Structured figure records
::::

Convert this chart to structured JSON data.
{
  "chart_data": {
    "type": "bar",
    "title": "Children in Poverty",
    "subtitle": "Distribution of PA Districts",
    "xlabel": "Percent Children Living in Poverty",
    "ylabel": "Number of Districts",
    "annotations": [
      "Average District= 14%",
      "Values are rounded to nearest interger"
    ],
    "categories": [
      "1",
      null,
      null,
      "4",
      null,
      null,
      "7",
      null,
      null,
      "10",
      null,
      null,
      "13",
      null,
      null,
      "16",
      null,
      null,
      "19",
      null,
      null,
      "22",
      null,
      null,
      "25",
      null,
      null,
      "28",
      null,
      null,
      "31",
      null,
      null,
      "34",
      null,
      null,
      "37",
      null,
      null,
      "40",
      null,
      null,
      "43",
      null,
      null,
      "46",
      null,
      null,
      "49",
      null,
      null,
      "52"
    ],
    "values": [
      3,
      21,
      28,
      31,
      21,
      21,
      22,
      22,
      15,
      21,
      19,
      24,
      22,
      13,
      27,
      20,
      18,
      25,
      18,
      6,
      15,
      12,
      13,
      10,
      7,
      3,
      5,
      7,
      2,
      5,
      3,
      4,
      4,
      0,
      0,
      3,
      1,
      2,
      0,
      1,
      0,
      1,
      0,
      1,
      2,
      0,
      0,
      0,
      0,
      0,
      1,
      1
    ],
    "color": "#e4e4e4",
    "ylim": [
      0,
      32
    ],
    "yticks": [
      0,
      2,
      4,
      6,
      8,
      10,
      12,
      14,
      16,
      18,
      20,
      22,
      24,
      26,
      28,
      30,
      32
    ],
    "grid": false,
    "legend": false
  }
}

::::

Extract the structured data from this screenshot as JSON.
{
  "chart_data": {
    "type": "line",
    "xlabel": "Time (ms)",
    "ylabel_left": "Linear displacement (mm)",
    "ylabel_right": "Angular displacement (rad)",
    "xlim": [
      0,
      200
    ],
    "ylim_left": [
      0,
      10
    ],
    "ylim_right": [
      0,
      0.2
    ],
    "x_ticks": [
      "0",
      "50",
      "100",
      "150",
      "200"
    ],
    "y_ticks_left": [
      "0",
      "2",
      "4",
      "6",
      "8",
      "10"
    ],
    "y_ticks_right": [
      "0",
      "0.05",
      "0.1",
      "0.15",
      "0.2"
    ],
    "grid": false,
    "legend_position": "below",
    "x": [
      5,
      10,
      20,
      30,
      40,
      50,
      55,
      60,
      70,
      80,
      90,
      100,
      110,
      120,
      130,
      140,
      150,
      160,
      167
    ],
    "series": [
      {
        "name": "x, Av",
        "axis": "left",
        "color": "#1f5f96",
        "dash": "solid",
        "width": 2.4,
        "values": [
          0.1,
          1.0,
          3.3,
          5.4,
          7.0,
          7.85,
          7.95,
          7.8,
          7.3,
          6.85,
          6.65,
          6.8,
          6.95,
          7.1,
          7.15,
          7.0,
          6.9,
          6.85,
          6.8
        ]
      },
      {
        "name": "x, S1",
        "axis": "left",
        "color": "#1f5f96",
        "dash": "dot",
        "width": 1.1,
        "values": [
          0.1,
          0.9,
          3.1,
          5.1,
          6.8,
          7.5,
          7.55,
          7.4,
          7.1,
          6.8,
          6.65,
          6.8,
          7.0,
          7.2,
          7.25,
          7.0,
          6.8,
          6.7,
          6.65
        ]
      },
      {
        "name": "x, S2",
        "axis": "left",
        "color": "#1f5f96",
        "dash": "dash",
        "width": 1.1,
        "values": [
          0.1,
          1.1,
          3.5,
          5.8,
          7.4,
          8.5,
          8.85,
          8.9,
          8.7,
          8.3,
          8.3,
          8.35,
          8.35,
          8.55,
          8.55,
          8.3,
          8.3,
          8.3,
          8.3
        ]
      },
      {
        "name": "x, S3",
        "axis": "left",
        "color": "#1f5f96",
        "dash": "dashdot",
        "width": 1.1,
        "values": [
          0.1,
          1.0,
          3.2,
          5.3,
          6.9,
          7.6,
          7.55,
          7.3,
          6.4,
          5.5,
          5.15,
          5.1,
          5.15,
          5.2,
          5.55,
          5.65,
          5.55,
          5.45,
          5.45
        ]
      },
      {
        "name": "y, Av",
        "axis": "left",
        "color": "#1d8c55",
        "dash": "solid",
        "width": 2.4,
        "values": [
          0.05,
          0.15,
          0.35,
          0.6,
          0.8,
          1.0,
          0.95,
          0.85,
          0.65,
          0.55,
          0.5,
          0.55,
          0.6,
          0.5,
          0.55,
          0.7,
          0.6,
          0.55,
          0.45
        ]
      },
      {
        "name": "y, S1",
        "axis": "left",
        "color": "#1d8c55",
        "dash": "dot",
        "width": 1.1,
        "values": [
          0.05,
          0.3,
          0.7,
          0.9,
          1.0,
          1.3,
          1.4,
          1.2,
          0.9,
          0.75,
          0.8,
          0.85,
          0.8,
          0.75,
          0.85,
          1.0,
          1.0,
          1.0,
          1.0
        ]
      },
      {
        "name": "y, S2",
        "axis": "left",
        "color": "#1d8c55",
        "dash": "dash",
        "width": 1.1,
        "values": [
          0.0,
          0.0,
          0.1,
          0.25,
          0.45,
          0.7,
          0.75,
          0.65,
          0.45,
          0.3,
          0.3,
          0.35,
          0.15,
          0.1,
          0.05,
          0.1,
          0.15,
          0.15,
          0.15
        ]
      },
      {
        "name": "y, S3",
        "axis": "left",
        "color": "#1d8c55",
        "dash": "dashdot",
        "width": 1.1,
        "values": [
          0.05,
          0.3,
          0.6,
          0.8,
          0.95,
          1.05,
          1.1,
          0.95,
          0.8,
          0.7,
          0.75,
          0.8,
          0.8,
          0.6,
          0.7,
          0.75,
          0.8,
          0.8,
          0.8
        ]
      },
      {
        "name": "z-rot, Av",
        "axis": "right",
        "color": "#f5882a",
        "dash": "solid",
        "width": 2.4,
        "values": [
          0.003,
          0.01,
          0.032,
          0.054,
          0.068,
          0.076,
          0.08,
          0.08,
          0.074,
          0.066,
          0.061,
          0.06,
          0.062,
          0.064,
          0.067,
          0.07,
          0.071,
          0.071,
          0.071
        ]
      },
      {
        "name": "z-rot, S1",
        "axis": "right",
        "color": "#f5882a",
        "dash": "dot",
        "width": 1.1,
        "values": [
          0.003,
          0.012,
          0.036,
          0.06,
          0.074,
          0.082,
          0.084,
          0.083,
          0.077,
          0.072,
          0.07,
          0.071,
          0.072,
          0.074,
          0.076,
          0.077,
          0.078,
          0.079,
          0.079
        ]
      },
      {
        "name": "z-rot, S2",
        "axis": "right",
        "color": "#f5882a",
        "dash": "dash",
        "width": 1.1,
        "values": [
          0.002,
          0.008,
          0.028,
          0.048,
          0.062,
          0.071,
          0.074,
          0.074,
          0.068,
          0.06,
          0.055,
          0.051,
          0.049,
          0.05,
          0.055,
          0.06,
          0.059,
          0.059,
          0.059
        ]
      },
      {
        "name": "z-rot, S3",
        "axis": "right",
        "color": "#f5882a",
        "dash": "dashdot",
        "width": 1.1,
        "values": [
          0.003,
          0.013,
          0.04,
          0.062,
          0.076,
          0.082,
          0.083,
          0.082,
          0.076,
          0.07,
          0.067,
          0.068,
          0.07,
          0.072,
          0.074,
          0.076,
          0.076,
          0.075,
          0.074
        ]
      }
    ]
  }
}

::::

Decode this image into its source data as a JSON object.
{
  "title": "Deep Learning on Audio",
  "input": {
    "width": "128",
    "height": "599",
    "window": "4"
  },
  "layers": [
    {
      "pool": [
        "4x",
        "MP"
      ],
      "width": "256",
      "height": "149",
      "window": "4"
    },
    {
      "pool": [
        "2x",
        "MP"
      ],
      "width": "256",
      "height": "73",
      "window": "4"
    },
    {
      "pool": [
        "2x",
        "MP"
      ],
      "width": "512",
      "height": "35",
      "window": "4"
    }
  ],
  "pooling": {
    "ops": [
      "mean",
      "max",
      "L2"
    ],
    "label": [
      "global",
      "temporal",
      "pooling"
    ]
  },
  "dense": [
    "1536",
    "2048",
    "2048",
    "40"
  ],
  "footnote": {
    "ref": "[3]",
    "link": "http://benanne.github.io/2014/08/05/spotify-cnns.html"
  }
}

::::

# What the task asks
Find the lines above that include the string "Children" and copy them.

# Solution for this task
    "title": "Children in Poverty",
    "xlabel": "Percent Children Living in Poverty",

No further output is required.